- **Objective**: Quote each record exactly, please, leaving none out.

- **Record excerpts**:
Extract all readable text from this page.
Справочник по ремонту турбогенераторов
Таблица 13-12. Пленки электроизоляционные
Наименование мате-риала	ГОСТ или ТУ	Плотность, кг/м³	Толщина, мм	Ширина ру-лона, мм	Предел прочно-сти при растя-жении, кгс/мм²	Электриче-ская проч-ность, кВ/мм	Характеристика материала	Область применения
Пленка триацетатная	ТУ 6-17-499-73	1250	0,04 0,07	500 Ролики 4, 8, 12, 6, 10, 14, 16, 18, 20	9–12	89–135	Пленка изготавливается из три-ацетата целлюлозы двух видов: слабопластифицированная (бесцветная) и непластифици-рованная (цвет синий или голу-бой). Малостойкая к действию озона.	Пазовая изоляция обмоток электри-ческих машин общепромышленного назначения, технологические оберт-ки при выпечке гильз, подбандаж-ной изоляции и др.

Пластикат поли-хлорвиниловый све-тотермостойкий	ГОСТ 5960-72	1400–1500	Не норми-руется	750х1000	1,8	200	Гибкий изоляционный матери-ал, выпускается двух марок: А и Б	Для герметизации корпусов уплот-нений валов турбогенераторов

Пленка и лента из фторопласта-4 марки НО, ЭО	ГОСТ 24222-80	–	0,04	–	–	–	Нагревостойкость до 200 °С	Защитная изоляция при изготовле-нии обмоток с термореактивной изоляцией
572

- **In response**:
Extract all readable text from this page.
Справочник по ремонту турбогенераторов
Таблица 13-12. Пленки электроизоляционные
Наименование мате-риала	ГОСТ или ТУ	Плотность, кг/м³	Толщина, мм	Ширина ру-лона, мм	Предел прочно-сти при растя-жении, кгс/мм²	Электриче-ская проч-ность, кВ/мм	Характеристика материала	Область применения
Пленка триацетатная	ТУ 6-17-499-73	1250	0,04 0,07	500 Ролики 4, 8, 12, 6, 10, 14, 16, 18, 20	9–12	89–135	Пленка изготавливается из три-ацетата целлюлозы двух видов: слабопластифицированная (бесцветная) и непластифици-рованная (цвет синий или голу-бой). Малостойкая к действию озона.	Пазовая изоляция обмоток электри-ческих машин общепромышленного назначения, технологические оберт-ки при выпечке гильз, подбандаж-ной изоляции и др.

Пластикат поли-хлорвиниловый све-тотермостойкий	ГОСТ 5960-72	1400–1500	Не норми-руется	750х1000	1,8	200	Гибкий изоляционный матери-ал, выпускается двух марок: А и Б	Для герметизации корпусов уплот-нений валов турбогенераторов

Пленка и лента из фторопласта-4 марки НО, ЭО	ГОСТ 24222-80	–	0,04	–	–	–	Нагревостойкость до 200 °С	Защитная изоляция при изготовле-нии обмоток с термореактивной изоляцией
572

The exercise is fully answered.